» EXERCISE DETAILS: The entries that follow should be written out exactly.

» EXTRACTED MATERIAL:
* BEGIN *
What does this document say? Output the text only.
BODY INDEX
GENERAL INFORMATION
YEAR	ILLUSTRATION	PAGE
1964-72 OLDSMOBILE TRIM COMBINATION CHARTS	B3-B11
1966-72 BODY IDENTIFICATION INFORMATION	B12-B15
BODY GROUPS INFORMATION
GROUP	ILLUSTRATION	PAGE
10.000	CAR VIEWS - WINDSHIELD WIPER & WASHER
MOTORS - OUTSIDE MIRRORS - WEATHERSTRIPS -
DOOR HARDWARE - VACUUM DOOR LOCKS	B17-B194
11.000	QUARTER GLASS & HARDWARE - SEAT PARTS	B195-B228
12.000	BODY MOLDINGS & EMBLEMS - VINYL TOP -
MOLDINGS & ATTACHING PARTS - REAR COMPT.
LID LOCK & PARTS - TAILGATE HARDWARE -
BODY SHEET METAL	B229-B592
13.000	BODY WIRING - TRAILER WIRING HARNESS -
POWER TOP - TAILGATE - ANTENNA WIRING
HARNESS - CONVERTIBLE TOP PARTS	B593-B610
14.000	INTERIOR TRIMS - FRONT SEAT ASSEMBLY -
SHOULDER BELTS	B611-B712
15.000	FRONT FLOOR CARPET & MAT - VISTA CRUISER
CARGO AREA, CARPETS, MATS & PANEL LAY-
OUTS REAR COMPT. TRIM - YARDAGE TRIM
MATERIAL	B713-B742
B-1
* END *
» EXERCISE SOLUTION:
What does this document say? Output the text only.
BODY INDEX
GENERAL INFORMATION
YEAR	ILLUSTRATION	PAGE
1964-72 OLDSMOBILE TRIM COMBINATION CHARTS	B3-B11
1966-72 BODY IDENTIFICATION INFORMATION	B12-B15
BODY GROUPS INFORMATION
GROUP	ILLUSTRATION	PAGE
10.000	CAR VIEWS - WINDSHIELD WIPER & WASHER
MOTORS - OUTSIDE MIRRORS - WEATHERSTRIPS -
DOOR HARDWARE - VACUUM DOOR LOCKS	B17-B194
11.000	QUARTER GLASS & HARDWARE - SEAT PARTS	B195-B228
12.000	BODY MOLDINGS & EMBLEMS - VINYL TOP -
MOLDINGS & ATTACHING PARTS - REAR COMPT.
LID LOCK & PARTS - TAILGATE HARDWARE -
BODY SHEET METAL	B229-B592
13.000	BODY WIRING - TRAILER WIRING HARNESS -
POWER TOP - TAILGATE - ANTENNA WIRING
HARNESS - CONVERTIBLE TOP PARTS	B593-B610
14.000	INTERIOR TRIMS - FRONT SEAT ASSEMBLY -
SHOULDER BELTS	B611-B712
15.000	FRONT FLOOR CARPET & MAT - VISTA CRUISER
CARGO AREA, CARPETS, MATS & PANEL LAY-
OUTS REAR COMPT. TRIM - YARDAGE TRIM
MATERIAL	B713-B742
B-1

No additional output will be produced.